**The request**
Pull out every line in the data that has the string "same" in it.

**** Input records

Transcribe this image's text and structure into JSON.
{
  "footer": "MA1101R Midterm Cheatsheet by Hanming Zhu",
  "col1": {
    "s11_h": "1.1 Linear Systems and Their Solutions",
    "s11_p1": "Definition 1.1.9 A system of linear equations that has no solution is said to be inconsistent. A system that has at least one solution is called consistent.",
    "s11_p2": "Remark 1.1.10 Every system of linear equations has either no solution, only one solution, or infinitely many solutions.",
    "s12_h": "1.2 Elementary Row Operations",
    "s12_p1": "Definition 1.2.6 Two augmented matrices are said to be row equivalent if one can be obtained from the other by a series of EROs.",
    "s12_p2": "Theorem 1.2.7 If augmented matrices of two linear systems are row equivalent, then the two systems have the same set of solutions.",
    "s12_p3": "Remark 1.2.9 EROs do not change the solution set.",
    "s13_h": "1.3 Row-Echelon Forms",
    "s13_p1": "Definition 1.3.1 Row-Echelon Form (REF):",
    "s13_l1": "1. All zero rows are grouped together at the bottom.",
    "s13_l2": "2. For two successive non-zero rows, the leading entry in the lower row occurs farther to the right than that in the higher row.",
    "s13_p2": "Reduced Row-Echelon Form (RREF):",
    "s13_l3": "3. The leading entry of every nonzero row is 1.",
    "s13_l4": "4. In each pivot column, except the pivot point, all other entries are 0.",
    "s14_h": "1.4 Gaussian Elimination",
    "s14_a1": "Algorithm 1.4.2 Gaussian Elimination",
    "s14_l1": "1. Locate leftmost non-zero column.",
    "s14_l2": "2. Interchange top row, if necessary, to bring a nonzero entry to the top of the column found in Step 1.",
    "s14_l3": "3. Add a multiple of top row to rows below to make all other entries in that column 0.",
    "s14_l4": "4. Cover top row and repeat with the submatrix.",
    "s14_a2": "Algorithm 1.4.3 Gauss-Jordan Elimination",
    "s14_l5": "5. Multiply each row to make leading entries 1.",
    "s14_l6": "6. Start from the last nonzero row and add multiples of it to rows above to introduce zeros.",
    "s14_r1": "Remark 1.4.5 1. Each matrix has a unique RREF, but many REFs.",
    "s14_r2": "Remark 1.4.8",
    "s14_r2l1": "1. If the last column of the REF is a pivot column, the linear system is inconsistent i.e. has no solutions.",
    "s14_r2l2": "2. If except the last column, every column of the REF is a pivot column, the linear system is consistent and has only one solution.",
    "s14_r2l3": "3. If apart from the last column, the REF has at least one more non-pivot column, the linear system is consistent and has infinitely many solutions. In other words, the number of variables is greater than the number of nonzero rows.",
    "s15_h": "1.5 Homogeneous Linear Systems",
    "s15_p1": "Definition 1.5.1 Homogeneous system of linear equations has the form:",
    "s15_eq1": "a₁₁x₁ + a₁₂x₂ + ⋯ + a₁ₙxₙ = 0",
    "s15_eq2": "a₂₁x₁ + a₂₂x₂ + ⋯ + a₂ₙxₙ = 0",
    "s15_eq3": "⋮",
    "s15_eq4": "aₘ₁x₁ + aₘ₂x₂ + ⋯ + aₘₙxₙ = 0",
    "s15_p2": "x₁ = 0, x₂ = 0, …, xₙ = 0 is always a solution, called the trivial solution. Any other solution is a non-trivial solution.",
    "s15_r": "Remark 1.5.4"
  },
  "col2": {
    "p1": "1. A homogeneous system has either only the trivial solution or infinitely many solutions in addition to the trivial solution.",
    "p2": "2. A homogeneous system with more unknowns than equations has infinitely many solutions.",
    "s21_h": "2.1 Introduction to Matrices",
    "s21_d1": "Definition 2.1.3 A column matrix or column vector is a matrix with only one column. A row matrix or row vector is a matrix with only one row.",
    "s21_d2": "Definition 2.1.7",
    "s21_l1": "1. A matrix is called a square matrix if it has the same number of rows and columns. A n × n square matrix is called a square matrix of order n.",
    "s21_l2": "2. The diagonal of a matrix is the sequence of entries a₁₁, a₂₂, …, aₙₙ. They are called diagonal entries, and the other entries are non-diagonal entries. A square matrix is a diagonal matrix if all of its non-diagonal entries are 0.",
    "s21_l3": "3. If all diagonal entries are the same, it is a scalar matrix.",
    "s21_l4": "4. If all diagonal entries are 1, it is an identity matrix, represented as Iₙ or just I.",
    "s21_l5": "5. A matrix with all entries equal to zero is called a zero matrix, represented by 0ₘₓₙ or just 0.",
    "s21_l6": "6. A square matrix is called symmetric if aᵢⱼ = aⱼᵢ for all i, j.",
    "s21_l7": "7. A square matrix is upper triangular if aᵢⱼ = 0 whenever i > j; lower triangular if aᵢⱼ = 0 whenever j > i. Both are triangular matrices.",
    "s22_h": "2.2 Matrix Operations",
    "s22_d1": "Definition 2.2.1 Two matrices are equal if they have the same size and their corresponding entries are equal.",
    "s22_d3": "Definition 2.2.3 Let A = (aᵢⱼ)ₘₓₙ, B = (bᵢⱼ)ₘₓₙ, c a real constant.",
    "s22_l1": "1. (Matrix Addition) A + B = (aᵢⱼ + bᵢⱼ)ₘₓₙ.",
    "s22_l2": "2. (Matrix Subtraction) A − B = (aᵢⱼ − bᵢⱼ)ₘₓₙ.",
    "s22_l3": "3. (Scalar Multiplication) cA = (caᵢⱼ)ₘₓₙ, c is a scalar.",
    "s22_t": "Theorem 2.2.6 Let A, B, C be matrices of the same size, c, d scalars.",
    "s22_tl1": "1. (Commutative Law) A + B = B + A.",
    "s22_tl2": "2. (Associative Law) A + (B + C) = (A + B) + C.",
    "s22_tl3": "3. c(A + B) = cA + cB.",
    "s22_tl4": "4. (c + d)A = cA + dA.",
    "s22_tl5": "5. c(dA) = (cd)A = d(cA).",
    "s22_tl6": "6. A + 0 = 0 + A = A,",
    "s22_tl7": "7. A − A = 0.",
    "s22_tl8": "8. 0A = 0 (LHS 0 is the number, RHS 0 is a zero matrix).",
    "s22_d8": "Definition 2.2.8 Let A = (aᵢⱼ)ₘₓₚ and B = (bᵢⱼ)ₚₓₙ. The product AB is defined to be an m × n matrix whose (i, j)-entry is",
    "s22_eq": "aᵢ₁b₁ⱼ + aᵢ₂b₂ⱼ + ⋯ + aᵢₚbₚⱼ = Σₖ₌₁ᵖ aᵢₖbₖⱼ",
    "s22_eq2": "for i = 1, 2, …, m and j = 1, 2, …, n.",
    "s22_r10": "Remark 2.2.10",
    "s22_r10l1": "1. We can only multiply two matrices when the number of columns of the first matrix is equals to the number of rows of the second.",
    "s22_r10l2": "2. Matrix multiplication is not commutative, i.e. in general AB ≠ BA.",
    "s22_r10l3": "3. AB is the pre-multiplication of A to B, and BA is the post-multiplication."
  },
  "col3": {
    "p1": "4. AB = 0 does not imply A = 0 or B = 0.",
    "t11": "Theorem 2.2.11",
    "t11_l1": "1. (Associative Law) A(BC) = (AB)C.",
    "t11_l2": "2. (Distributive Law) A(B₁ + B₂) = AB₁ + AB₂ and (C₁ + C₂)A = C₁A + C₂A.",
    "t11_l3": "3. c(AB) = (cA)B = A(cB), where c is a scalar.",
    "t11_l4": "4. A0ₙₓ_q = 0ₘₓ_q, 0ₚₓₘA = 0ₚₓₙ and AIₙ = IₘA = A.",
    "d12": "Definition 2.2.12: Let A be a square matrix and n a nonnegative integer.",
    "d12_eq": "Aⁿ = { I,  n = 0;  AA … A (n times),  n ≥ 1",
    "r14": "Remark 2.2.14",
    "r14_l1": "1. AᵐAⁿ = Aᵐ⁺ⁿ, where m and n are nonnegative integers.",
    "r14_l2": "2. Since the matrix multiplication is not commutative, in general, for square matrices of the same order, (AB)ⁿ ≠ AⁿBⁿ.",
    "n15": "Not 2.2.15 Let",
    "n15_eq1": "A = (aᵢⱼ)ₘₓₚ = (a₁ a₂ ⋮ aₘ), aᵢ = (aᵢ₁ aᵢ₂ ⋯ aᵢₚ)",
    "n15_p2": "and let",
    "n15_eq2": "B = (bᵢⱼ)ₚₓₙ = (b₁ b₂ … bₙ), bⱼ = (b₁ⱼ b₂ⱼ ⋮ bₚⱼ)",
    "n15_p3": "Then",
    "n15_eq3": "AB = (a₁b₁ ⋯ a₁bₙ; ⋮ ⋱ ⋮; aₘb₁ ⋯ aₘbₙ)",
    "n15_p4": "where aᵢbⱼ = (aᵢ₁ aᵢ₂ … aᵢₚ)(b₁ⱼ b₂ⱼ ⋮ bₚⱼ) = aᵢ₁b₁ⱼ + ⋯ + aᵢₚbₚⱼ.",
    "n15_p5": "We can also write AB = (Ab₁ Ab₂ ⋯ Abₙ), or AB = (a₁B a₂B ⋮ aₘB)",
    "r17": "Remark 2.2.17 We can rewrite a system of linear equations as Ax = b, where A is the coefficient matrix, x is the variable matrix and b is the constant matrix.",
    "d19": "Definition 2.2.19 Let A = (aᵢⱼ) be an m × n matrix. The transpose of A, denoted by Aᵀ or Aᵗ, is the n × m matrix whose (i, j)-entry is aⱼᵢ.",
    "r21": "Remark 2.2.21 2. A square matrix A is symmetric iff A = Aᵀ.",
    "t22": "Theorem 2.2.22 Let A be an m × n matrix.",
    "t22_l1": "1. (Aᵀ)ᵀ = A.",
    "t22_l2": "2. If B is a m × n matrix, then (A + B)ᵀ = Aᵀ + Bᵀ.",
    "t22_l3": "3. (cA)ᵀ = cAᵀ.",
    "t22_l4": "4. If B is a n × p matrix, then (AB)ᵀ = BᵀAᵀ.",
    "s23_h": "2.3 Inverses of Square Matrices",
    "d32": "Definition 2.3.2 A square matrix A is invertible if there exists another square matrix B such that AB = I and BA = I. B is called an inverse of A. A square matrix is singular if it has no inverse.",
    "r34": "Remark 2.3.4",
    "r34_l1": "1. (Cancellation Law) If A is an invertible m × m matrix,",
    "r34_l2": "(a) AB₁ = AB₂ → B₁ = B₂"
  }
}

********

**Solution to this exercise**
    "s12_p2": "Theorem 1.2.7 If augmented matrices of two linear systems are row equivalent, then the two systems have the same set of solutions.",
    "s21_l1": "1. A matrix is called a square matrix if it has the same number of rows and columns. A n × n square matrix is called a square matrix of order n.",
    "s21_l3": "3. If all diagonal entries are the same, it is a scalar matrix.",
    "s22_d1": "Definition 2.2.1 Two matrices are equal if they have the same size and their corresponding entries are equal.",
    "s22_t": "Theorem 2.2.6 Let A, B, C be matrices of the same size, c, d scalars.",
    "r14_l2": "2. Since the matrix multiplication is not commutative, in general, for square matrices of the same order, (AB)ⁿ ≠ AⁿBⁿ.",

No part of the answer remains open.